Document segment:
■ ■ ■ ■ ■

The result of the Macedonian women team is truly exceptional and historic. With a starting rank 30 we finished shared 20th (with Belarus, Czech Republic and France – ranked 6th!) and left teams like Slovenia, Croatia, England and Slovakia behind us. We have a young team that is very much capable of growth and improvement. Women chess has largely been neglected in Macedonia, but this result should change that attitude. The potential for success of the women team is no less than that of the men. The women team is much younger than the men’s, with equal opportunities I don’t see why the women cannot catch up with the men. With this result and their attitude the girls showed that they deserve that chance. Now it should be given to them.
In my last two tournaments I had a wonderful experience playing chess. I was thoroughly enjoying myself and the process of playing. I was comfortable at the board and my game was flowing.
I already wrote about Llucmajor and my strategy there and I also analysed a couple of games. The recently finished Spanish team championship (the Second Division) in Linares (where I returned after 15 years!) was a similar experience only this time I was facing weaker players. I had a small dip in the performance in Rounds 3 and 4 (I didn’t play in Round 1) when I even lost a game to a FM that went on to score an incredible 6/7 on Board 1! I won the other games in good style.
Here I would like to present the game from Round 4. It is one of the wildest games I have ever played and it could have been my “immortal” had I been a bit more lucky. It is funny how I was thinking whether I will get the chance to play the combination while waiting for his 23rd move, wondering whether I will get to experience this moment of exquisite beauty and joy from playing chess, but, as it has usually been in my chess career, fate wasn’t very generous. Well, I can only hope that perhaps an even better chance will appear in the future! For now, enjoy the game.
I spent the last week in Spain at the Spanish U16 championship and I watched many games between young and talented players. They play well, follow theory and still have a lot to learn. My student Angel Luis Cubas Cabrera had a tough tournament – he played well, but so did his opponents! He entered the last round undefeated and a win would have brought him a shared 4th place. Alas, he faltered and lost… But today he had a fantastic tournament in the rapid and finished shared 2nd, half a point behind the winner. He is only 15, one year younger than most of the others, so all this looks pretty promising.
While watching the games my subconscious was working and somehow I was reminded of an episode from my tournament in Reykjavik in 2015. In the second part of the tournament I wasn’t playing well and to make things worse I got two Blacks in the last 2 rounds. Still, a last round win would have made it a decent showing.
I was paired against Ni Shiqun. At that time she still didn’t have the success of reaching the quarter-final of this year’s Women World Championship, but it was obvious she was good.
During my preparation I noticed that my young opponent, born in 1997, played some boring lines in the Scotch against 1…e5 and the non-critical 3 c4 against the Sicilian, after 1 e4 c5 2 Nf3 e6. Since I was determined “to play for a win” I decided to go for the Sicilian.
I had several ideas in mind against 3 c4 and eventually I settled for the sharp line after 3…Nc6 4 Be2 g5!? In fact, I was convinced this was so good I even started thinking I refuted the whole 3 c4 line! If, for example, White plays 4 Nc3 instead of 4 Be2 then 4…Nge7 is very good, intending …Nd4 and …Nec6, and if White pushes 5 d4 now, then after exchanging twice on d4 and playing 7…Nc6 Black has excellent play on the dark squares.

■ ■ ■ ■ ■

Material supplied:
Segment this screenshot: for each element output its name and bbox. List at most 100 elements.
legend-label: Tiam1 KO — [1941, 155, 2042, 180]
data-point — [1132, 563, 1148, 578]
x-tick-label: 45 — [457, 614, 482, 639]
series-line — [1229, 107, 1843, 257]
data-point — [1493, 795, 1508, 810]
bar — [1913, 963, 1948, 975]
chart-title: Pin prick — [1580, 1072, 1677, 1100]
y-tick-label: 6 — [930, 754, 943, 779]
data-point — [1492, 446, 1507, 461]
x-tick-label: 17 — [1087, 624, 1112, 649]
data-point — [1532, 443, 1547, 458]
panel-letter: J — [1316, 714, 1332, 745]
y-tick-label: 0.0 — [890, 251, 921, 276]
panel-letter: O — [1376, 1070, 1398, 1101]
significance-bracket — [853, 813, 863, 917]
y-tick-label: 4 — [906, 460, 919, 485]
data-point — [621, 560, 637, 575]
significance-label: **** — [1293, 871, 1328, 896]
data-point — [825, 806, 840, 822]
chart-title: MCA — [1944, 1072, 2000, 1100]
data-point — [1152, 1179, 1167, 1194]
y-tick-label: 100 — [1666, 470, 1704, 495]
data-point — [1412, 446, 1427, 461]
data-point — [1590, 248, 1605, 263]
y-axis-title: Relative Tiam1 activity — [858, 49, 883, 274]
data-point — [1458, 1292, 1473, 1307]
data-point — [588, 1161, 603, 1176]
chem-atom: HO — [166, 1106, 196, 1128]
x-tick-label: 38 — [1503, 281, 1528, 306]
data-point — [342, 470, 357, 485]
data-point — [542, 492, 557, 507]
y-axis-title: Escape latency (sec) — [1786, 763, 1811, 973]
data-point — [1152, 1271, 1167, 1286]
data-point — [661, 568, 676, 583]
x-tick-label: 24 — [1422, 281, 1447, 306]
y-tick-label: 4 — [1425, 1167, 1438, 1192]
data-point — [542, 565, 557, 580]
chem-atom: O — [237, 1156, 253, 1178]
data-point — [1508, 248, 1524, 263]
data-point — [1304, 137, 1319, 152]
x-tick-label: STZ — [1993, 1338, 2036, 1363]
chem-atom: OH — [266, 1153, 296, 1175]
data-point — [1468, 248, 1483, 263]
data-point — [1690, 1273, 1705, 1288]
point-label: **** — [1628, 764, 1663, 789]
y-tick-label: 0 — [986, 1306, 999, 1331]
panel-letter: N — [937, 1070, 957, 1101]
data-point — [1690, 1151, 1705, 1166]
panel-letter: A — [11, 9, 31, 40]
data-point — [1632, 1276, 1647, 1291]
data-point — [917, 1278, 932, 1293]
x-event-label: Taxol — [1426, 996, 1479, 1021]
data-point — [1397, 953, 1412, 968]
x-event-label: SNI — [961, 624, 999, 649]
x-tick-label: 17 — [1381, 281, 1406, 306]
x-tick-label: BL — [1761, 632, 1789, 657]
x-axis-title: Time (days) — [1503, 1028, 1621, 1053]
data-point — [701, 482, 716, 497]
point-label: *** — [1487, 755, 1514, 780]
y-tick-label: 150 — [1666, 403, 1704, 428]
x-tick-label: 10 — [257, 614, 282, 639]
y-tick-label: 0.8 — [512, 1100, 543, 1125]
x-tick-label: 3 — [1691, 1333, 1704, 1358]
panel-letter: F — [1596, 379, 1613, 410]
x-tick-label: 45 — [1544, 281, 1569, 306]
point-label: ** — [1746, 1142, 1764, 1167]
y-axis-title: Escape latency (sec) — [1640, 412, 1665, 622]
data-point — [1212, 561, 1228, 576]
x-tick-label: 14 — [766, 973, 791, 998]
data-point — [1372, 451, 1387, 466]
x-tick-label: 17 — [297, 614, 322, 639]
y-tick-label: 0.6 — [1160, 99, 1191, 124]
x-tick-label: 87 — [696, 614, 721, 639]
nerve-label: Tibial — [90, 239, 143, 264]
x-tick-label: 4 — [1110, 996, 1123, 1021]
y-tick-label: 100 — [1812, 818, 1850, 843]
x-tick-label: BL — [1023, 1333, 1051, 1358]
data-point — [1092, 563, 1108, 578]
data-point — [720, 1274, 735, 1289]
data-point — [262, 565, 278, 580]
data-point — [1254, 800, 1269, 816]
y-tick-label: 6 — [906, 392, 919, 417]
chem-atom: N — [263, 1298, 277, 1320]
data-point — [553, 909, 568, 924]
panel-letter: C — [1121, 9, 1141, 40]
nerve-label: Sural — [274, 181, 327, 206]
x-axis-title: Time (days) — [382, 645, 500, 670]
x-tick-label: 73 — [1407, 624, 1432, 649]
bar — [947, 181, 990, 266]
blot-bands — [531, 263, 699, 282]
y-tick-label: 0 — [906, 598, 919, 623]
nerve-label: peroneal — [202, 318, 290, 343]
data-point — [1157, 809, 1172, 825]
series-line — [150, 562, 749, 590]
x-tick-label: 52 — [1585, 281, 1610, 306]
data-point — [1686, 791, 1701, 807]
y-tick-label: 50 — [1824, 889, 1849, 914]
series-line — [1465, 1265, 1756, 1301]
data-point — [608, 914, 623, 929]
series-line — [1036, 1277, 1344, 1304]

■ ■ ■ ■ ■

Print word for word everything in the chess excerpt above from "While watching the" down to "a decent showing.".

While watching the games my subconscious was working and somehow I was reminded of an episode from my tournament in Reykjavik in 2015. In the second part of the tournament I wasn’t playing well and to make things worse I got two Blacks in the last 2 rounds. Still, a last round win would have made it a decent showing.